> **Records provided**:
━━━

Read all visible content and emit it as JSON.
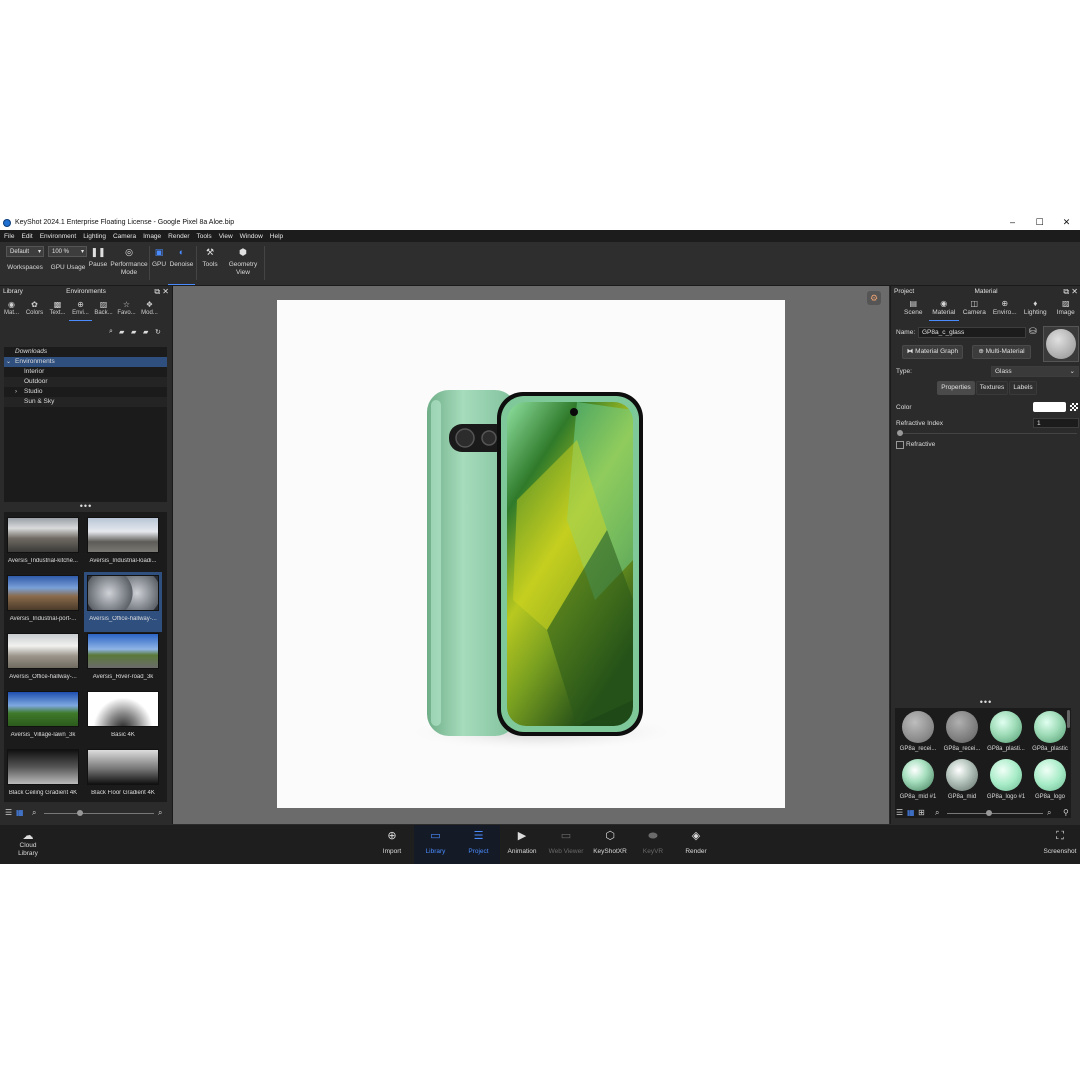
{
  "window": {
    "title": "KeyShot 2024.1 Enterprise Floating License  - Google Pixel 8a Aloe.bip",
    "controls": [
      "–",
      "☐",
      "✕"
    ]
  },
  "menu": [
    "File",
    "Edit",
    "Environment",
    "Lighting",
    "Camera",
    "Image",
    "Render",
    "Tools",
    "View",
    "Window",
    "Help"
  ],
  "toolbar": {
    "workspace_value": "Default",
    "zoom_value": "100 %",
    "workspaces_label": "Workspaces",
    "gpu_usage_label": "GPU Usage",
    "pause_label": "Pause",
    "performance_label_1": "Performance",
    "performance_label_2": "Mode",
    "gpu_label": "GPU",
    "denoise_label": "Denoise",
    "tools_label": "Tools",
    "geometry_label_1": "Geometry",
    "geometry_label_2": "View"
  },
  "library": {
    "panel_title": "Library",
    "section_title": "Environments",
    "tabs": [
      "Mat...",
      "Colors",
      "Text...",
      "Envi...",
      "Back...",
      "Favo...",
      "Mod..."
    ],
    "tree": [
      {
        "label": "Downloads",
        "italic": true
      },
      {
        "label": "Environments",
        "selected": true
      },
      {
        "label": "Interior"
      },
      {
        "label": "Outdoor"
      },
      {
        "label": "Studio"
      },
      {
        "label": "Sun & Sky"
      }
    ],
    "more_dots": "•••",
    "thumbnails": [
      {
        "label": "Aversis_Industrial-kitche..."
      },
      {
        "label": "Aversis_Industrial-loadi..."
      },
      {
        "label": "Aversis_Industrial-port-..."
      },
      {
        "label": "Aversis_Office-hallway-..."
      },
      {
        "label": "Aversis_Office-hallway-..."
      },
      {
        "label": "Aversis_River-road_3k"
      },
      {
        "label": "Aversis_Village-lawn_3k"
      },
      {
        "label": "Basic 4K"
      },
      {
        "label": "Black Ceiling Gradient 4K"
      },
      {
        "label": "Black Floor Gradient 4K"
      }
    ]
  },
  "properties": {
    "project_label": "Project",
    "panel_title": "Material",
    "tabs": [
      "Scene",
      "Material",
      "Camera",
      "Enviro...",
      "Lighting",
      "Image"
    ],
    "name_label": "Name:",
    "name_value": "GP8a_c_glass",
    "material_graph_label": "Material Graph",
    "multi_material_label": "Multi-Material",
    "type_label": "Type:",
    "type_value": "Glass",
    "subtabs": [
      "Properties",
      "Textures",
      "Labels"
    ],
    "color_label": "Color",
    "refractive_index_label": "Refractive Index",
    "refractive_index_value": "1",
    "refractive_label": "Refractive",
    "more_dots": "•••",
    "materials": [
      {
        "label": "GP8a_recei...",
        "color": "#9a9a9a"
      },
      {
        "label": "GP8a_recei...",
        "color": "#8e8e8e"
      },
      {
        "label": "GP8a_plasti...",
        "color": "#9fdcb8"
      },
      {
        "label": "GP8a_plastic",
        "color": "#9fdcb8"
      },
      {
        "label": "GP8a_mid #1",
        "color": "#a8e0c0"
      },
      {
        "label": "GP8a_mid",
        "color": "#b8c8c0"
      },
      {
        "label": "GP8a_logo #1",
        "color": "#a8ecc8"
      },
      {
        "label": "GP8a_logo",
        "color": "#a8ecc8"
      }
    ]
  },
  "bottombar": {
    "cloud_library_1": "Cloud",
    "cloud_library_2": "Library",
    "items": [
      "Import",
      "Library",
      "Project",
      "Animation",
      "Web Viewer",
      "KeyShotXR",
      "KeyVR",
      "Render"
    ],
    "screenshot_label": "Screenshot"
  },
  "colors": {
    "accent": "#4a8cff",
    "panel_bg": "#2b2b2b",
    "viewport_bg": "#6b6b6b",
    "phone_body": "#8fc9a4"
  }
}
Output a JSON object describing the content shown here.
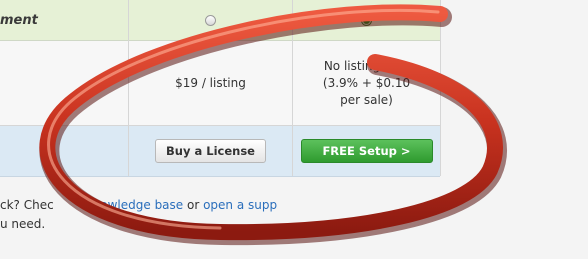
{
  "table": {
    "row1": {
      "label": "ment"
    },
    "row2": {
      "license_price": "$19 / listing",
      "free_line1": "No listing fees",
      "free_line2": "(3.9% + $0.10",
      "free_line3": "per sale)"
    },
    "row3": {
      "license_button": "Buy a License",
      "free_button": "FREE Setup >"
    }
  },
  "help": {
    "prefix": "ck? Chec",
    "link1": "knowledge base",
    "middle": " or ",
    "link2": "open a supp",
    "line2": "u need."
  },
  "colors": {
    "annotation": "#d0392b",
    "annotation_shadow": "#6a1410",
    "free_button": "#3aa53a"
  }
}
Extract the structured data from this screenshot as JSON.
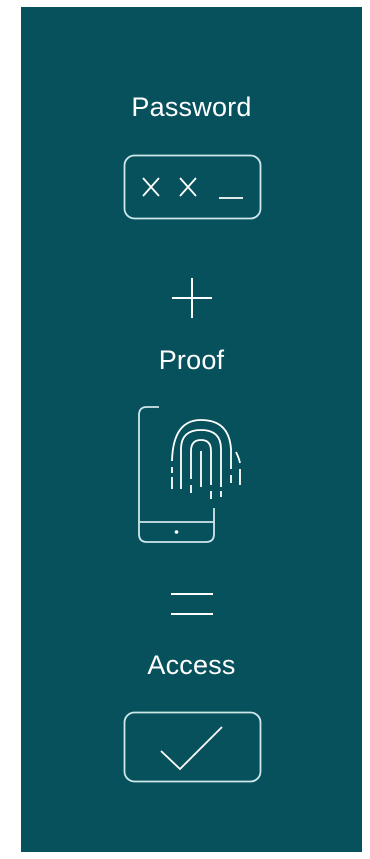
{
  "steps": {
    "password_label": "Password",
    "proof_label": "Proof",
    "access_label": "Access"
  },
  "icons": {
    "password_field": "password-field-icon",
    "plus": "plus-icon",
    "fingerprint_phone": "fingerprint-phone-icon",
    "equals": "equals-icon",
    "checkmark_box": "checkmark-box-icon"
  },
  "colors": {
    "panel_background": "#07515d",
    "foreground": "#ffffff",
    "icon_stroke": "#cfe7ea"
  }
}
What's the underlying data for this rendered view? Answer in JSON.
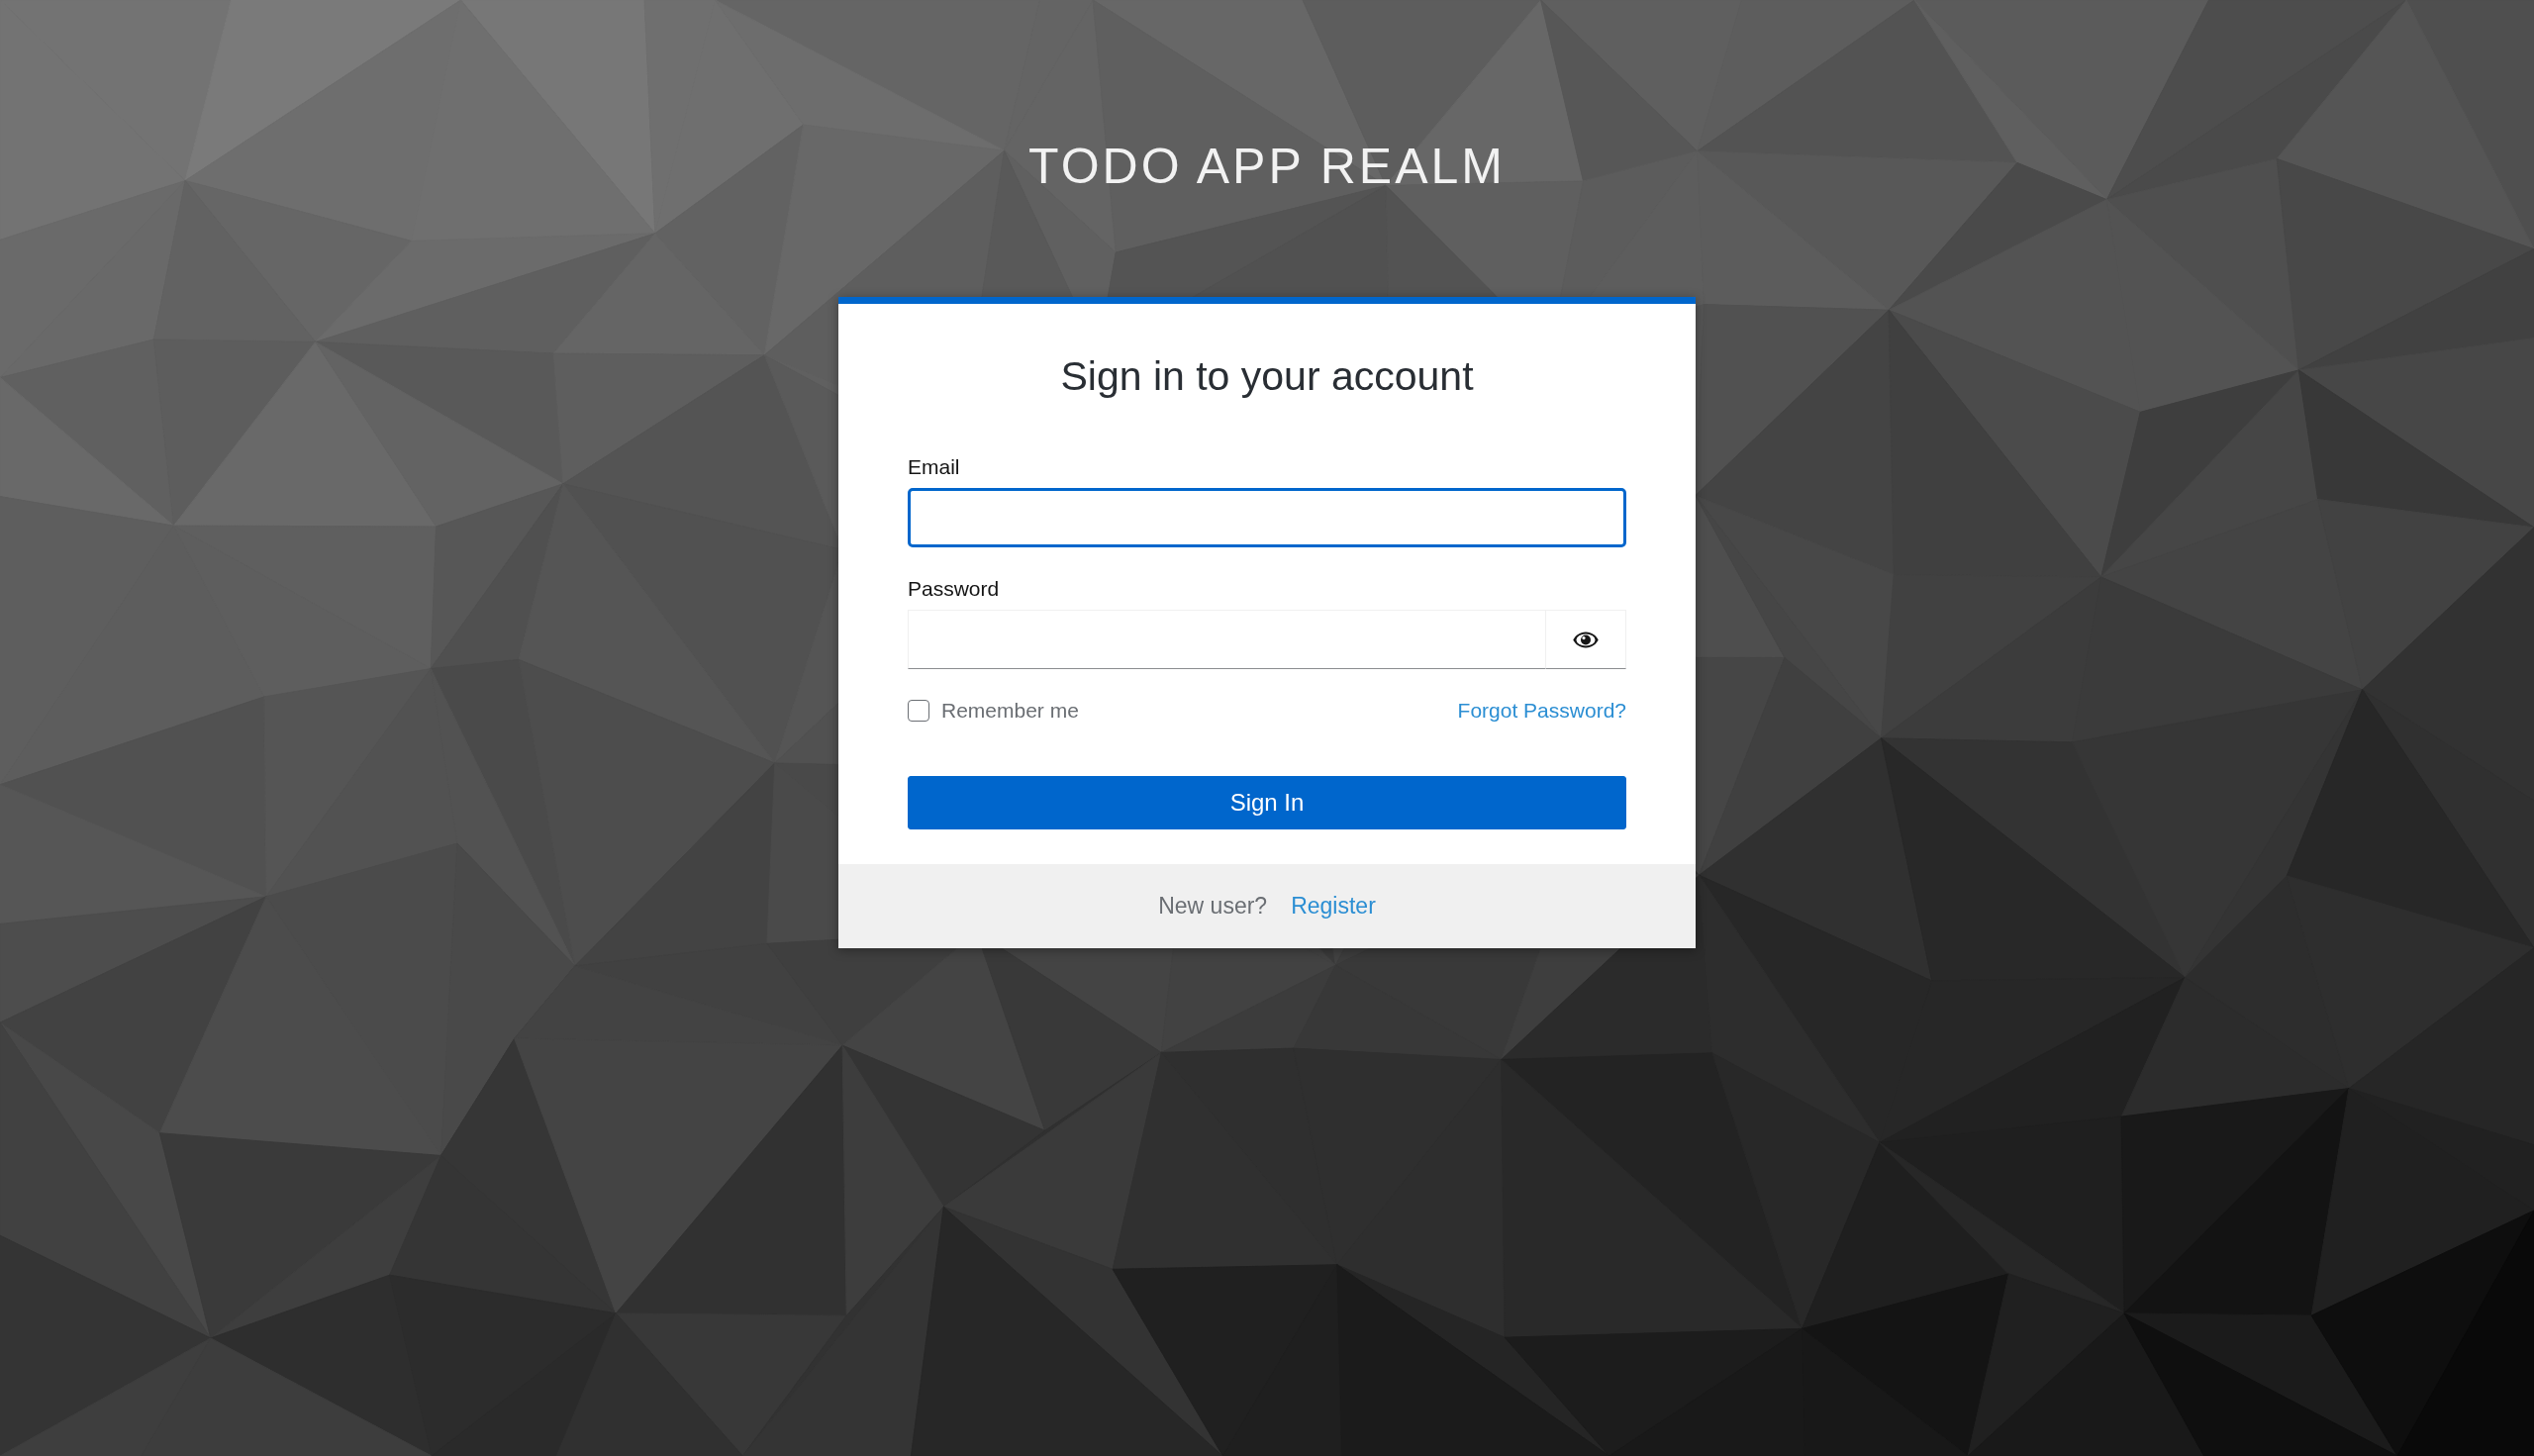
{
  "realm_title": "TODO APP REALM",
  "card": {
    "title": "Sign in to your account",
    "fields": [
      {
        "label": "Email",
        "kind": "text",
        "focused": true
      },
      {
        "label": "Password",
        "kind": "password",
        "focused": false
      }
    ],
    "remember_me": {
      "label": "Remember me",
      "checked": false
    },
    "forgot_password": "Forgot Password?",
    "submit_button": "Sign In",
    "footer": {
      "text": "New user?",
      "link": "Register"
    }
  }
}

━━━

> **Direction**:
Omit the images and transcribe all of the records above word for word.

> **Written answer**:
Read all visible content and emit it as JSON.
{
  "window": {
    "title": "KeyShot 2024.1 Enterprise Floating License  - Google Pixel 8a Aloe.bip",
    "controls": [
      "–",
      "☐",
      "✕"
    ]
  },
  "menu": [
    "File",
    "Edit",
    "Environment",
    "Lighting",
    "Camera",
    "Image",
    "Render",
    "Tools",
    "View",
    "Window",
    "Help"
  ],
  "toolbar": {
    "workspace_value": "Default",
    "zoom_value": "100 %",
    "workspaces_label": "Workspaces",
    "gpu_usage_label": "GPU Usage",
    "pause_label": "Pause",
    "performance_label_1": "Performance",
    "performance_label_2": "Mode",
    "gpu_label": "GPU",
    "denoise_label": "Denoise",
    "tools_label": "Tools",
    "geometry_label_1": "Geometry",
    "geometry_label_2": "View"
  },
  "library": {
    "panel_title": "Library",
    "section_title": "Environments",
    "tabs": [
      "Mat...",
      "Colors",
      "Text...",
      "Envi...",
      "Back...",
      "Favo...",
      "Mod..."
    ],
    "tree": [
      {
        "label": "Downloads",
        "italic": true
      },
      {
        "label": "Environments",
        "selected": true
      },
      {
        "label": "Interior"
      },
      {
        "label": "Outdoor"
      },
      {
        "label": "Studio"
      },
      {
        "label": "Sun & Sky"
      }
    ],
    "more_dots": "•••",
    "thumbnails": [
      {
        "label": "Aversis_Industrial-kitche..."
      },
      {
        "label": "Aversis_Industrial-loadi..."
      },
      {
        "label": "Aversis_Industrial-port-..."
      },
      {
        "label": "Aversis_Office-hallway-..."
      },
      {
        "label": "Aversis_Office-hallway-..."
      },
      {
        "label": "Aversis_River-road_3k"
      },
      {
        "label": "Aversis_Village-lawn_3k"
      },
      {
        "label": "Basic 4K"
      },
      {
        "label": "Black Ceiling Gradient 4K"
      },
      {
        "label": "Black Floor Gradient 4K"
      }
    ]
  },
  "properties": {
    "project_label": "Project",
    "panel_title": "Material",
    "tabs": [
      "Scene",
      "Material",
      "Camera",
      "Enviro...",
      "Lighting",
      "Image"
    ],
    "name_label": "Name:",
    "name_value": "GP8a_c_glass",
    "material_graph_label": "Material Graph",
    "multi_material_label": "Multi-Material",
    "type_label": "Type:",
    "type_value": "Glass",
    "subtabs": [
      "Properties",
      "Textures",
      "Labels"
    ],
    "color_label": "Color",
    "refractive_index_label": "Refractive Index",
    "refractive_index_value": "1",
    "refractive_label": "Refractive",
    "more_dots": "•••",
    "materials": [
      {
        "label": "GP8a_recei...",
        "color": "#9a9a9a"
      },
      {
        "label": "GP8a_recei...",
        "color": "#8e8e8e"
      },
      {
        "label": "GP8a_plasti...",
        "color": "#9fdcb8"
      },
      {
        "label": "GP8a_plastic",
        "color": "#9fdcb8"
      },
      {
        "label": "GP8a_mid #1",
        "color": "#a8e0c0"
      },
      {
        "label": "GP8a_mid",
        "color": "#b8c8c0"
      },
      {
        "label": "GP8a_logo #1",
        "color": "#a8ecc8"
      },
      {
        "label": "GP8a_logo",
        "color": "#a8ecc8"
      }
    ]
  },
  "bottombar": {
    "cloud_library_1": "Cloud",
    "cloud_library_2": "Library",
    "items": [
      "Import",
      "Library",
      "Project",
      "Animation",
      "Web Viewer",
      "KeyShotXR",
      "KeyVR",
      "Render"
    ],
    "screenshot_label": "Screenshot"
  },
  "colors": {
    "accent": "#4a8cff",
    "panel_bg": "#2b2b2b",
    "viewport_bg": "#6b6b6b",
    "phone_body": "#8fc9a4"
  }
}
Output a JSON object describing the content shown here.
{
  "table": {
    "row1": {
      "label": "ment"
    },
    "row2": {
      "license_price": "$19 / listing",
      "free_line1": "No listing fees",
      "free_line2": "(3.9% + $0.10",
      "free_line3": "per sale)"
    },
    "row3": {
      "license_button": "Buy a License",
      "free_button": "FREE Setup >"
    }
  },
  "help": {
    "prefix": "ck? Chec",
    "link1": "knowledge base",
    "middle": " or ",
    "link2": "open a supp",
    "line2": "u need."
  },
  "colors": {
    "annotation": "#d0392b",
    "annotation_shadow": "#6a1410",
    "free_button": "#3aa53a"
  }
}
Extract the structured data from this screenshot as JSON.
{
  "steps": {
    "password_label": "Password",
    "proof_label": "Proof",
    "access_label": "Access"
  },
  "icons": {
    "password_field": "password-field-icon",
    "plus": "plus-icon",
    "fingerprint_phone": "fingerprint-phone-icon",
    "equals": "equals-icon",
    "checkmark_box": "checkmark-box-icon"
  },
  "colors": {
    "panel_background": "#07515d",
    "foreground": "#ffffff",
    "icon_stroke": "#cfe7ea"
  }
}
What's the underlying data for this rendered view? Answer in JSON.
{
  "realm_title": "TODO APP REALM",
  "card": {
    "title": "Sign in to your account",
    "fields": [
      {
        "label": "Email",
        "kind": "text",
        "focused": true
      },
      {
        "label": "Password",
        "kind": "password",
        "focused": false
      }
    ],
    "remember_me": {
      "label": "Remember me",
      "checked": false
    },
    "forgot_password": "Forgot Password?",
    "submit_button": "Sign In",
    "footer": {
      "text": "New user?",
      "link": "Register"
    }
  }
}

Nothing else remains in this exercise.